=== Records to use ===

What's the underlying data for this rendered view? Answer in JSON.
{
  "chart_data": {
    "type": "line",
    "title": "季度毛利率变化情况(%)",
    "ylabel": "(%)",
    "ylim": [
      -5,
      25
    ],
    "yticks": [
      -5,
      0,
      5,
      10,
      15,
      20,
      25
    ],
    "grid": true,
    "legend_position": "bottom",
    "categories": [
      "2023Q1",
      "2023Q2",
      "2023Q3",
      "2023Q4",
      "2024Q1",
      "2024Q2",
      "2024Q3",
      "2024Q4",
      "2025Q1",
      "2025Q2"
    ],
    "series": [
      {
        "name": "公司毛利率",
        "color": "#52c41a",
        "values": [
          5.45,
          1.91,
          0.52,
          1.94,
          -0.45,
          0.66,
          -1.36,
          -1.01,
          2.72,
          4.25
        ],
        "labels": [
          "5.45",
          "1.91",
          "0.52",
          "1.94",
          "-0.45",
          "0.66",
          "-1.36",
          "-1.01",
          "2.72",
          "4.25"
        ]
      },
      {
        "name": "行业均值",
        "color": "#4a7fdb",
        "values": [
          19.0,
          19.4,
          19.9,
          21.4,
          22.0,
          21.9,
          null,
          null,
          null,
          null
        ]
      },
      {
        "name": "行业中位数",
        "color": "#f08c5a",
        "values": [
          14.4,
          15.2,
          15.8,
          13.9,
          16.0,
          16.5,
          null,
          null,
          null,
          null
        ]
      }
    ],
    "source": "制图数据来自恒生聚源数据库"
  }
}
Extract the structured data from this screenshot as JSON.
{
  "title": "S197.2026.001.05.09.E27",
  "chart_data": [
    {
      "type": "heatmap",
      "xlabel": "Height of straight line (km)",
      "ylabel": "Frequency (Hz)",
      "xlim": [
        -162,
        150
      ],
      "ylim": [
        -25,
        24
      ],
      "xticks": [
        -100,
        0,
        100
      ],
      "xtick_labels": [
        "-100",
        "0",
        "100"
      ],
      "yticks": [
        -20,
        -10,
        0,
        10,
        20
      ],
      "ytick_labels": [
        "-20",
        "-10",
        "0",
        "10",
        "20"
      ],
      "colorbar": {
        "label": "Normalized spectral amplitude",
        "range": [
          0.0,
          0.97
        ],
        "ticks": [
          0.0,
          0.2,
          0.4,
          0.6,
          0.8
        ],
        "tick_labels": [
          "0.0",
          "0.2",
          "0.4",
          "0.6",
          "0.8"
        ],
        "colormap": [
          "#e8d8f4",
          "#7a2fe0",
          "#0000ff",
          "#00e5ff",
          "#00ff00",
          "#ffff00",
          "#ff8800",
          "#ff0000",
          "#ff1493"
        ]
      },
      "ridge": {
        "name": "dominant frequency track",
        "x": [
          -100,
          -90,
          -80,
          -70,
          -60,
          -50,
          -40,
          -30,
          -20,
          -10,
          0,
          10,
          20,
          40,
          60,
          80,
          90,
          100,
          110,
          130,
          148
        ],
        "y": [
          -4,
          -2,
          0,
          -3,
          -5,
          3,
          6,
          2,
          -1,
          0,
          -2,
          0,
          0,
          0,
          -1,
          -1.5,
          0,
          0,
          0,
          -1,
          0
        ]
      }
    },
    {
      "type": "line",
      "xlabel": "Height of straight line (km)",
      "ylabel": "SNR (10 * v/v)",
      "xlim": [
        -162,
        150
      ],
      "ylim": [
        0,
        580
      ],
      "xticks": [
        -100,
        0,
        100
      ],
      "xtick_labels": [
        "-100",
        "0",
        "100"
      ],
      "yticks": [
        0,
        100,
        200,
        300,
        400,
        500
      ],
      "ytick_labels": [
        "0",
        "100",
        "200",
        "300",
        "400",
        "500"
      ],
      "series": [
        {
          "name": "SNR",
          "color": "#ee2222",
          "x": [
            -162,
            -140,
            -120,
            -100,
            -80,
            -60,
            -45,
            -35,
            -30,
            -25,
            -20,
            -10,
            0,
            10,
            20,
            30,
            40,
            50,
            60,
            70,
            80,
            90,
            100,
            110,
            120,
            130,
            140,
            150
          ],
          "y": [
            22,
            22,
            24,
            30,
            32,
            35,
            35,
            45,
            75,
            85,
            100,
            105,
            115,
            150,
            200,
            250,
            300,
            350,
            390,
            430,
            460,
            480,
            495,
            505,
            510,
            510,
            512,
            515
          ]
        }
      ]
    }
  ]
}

===

■ **The problem**: Write out the full listing, keeping every line exactly as it is.

■ **Solution to this exercise**:
What's the underlying data for this rendered view? Answer in JSON.
{
  "chart_data": {
    "type": "line",
    "title": "季度毛利率变化情况(%)",
    "ylabel": "(%)",
    "ylim": [
      -5,
      25
    ],
    "yticks": [
      -5,
      0,
      5,
      10,
      15,
      20,
      25
    ],
    "grid": true,
    "legend_position": "bottom",
    "categories": [
      "2023Q1",
      "2023Q2",
      "2023Q3",
      "2023Q4",
      "2024Q1",
      "2024Q2",
      "2024Q3",
      "2024Q4",
      "2025Q1",
      "2025Q2"
    ],
    "series": [
      {
        "name": "公司毛利率",
        "color": "#52c41a",
        "values": [
          5.45,
          1.91,
          0.52,
          1.94,
          -0.45,
          0.66,
          -1.36,
          -1.01,
          2.72,
          4.25
        ],
        "labels": [
          "5.45",
          "1.91",
          "0.52",
          "1.94",
          "-0.45",
          "0.66",
          "-1.36",
          "-1.01",
          "2.72",
          "4.25"
        ]
      },
      {
        "name": "行业均值",
        "color": "#4a7fdb",
        "values": [
          19.0,
          19.4,
          19.9,
          21.4,
          22.0,
          21.9,
          null,
          null,
          null,
          null
        ]
      },
      {
        "name": "行业中位数",
        "color": "#f08c5a",
        "values": [
          14.4,
          15.2,
          15.8,
          13.9,
          16.0,
          16.5,
          null,
          null,
          null,
          null
        ]
      }
    ],
    "source": "制图数据来自恒生聚源数据库"
  }
}
Extract the structured data from this screenshot as JSON.
{
  "title": "S197.2026.001.05.09.E27",
  "chart_data": [
    {
      "type": "heatmap",
      "xlabel": "Height of straight line (km)",
      "ylabel": "Frequency (Hz)",
      "xlim": [
        -162,
        150
      ],
      "ylim": [
        -25,
        24
      ],
      "xticks": [
        -100,
        0,
        100
      ],
      "xtick_labels": [
        "-100",
        "0",
        "100"
      ],
      "yticks": [
        -20,
        -10,
        0,
        10,
        20
      ],
      "ytick_labels": [
        "-20",
        "-10",
        "0",
        "10",
        "20"
      ],
      "colorbar": {
        "label": "Normalized spectral amplitude",
        "range": [
          0.0,
          0.97
        ],
        "ticks": [
          0.0,
          0.2,
          0.4,
          0.6,
          0.8
        ],
        "tick_labels": [
          "0.0",
          "0.2",
          "0.4",
          "0.6",
          "0.8"
        ],
        "colormap": [
          "#e8d8f4",
          "#7a2fe0",
          "#0000ff",
          "#00e5ff",
          "#00ff00",
          "#ffff00",
          "#ff8800",
          "#ff0000",
          "#ff1493"
        ]
      },
      "ridge": {
        "name": "dominant frequency track",
        "x": [
          -100,
          -90,
          -80,
          -70,
          -60,
          -50,
          -40,
          -30,
          -20,
          -10,
          0,
          10,
          20,
          40,
          60,
          80,
          90,
          100,
          110,
          130,
          148
        ],
        "y": [
          -4,
          -2,
          0,
          -3,
          -5,
          3,
          6,
          2,
          -1,
          0,
          -2,
          0,
          0,
          0,
          -1,
          -1.5,
          0,
          0,
          0,
          -1,
          0
        ]
      }
    },
    {
      "type": "line",
      "xlabel": "Height of straight line (km)",
      "ylabel": "SNR (10 * v/v)",
      "xlim": [
        -162,
        150
      ],
      "ylim": [
        0,
        580
      ],
      "xticks": [
        -100,
        0,
        100
      ],
      "xtick_labels": [
        "-100",
        "0",
        "100"
      ],
      "yticks": [
        0,
        100,
        200,
        300,
        400,
        500
      ],
      "ytick_labels": [
        "0",
        "100",
        "200",
        "300",
        "400",
        "500"
      ],
      "series": [
        {
          "name": "SNR",
          "color": "#ee2222",
          "x": [
            -162,
            -140,
            -120,
            -100,
            -80,
            -60,
            -45,
            -35,
            -30,
            -25,
            -20,
            -10,
            0,
            10,
            20,
            30,
            40,
            50,
            60,
            70,
            80,
            90,
            100,
            110,
            120,
            130,
            140,
            150
          ],
          "y": [
            22,
            22,
            24,
            30,
            32,
            35,
            35,
            45,
            75,
            85,
            100,
            105,
            115,
            150,
            200,
            250,
            300,
            350,
            390,
            430,
            460,
            480,
            495,
            505,
            510,
            510,
            512,
            515
          ]
        }
      ]
    }
  ]
}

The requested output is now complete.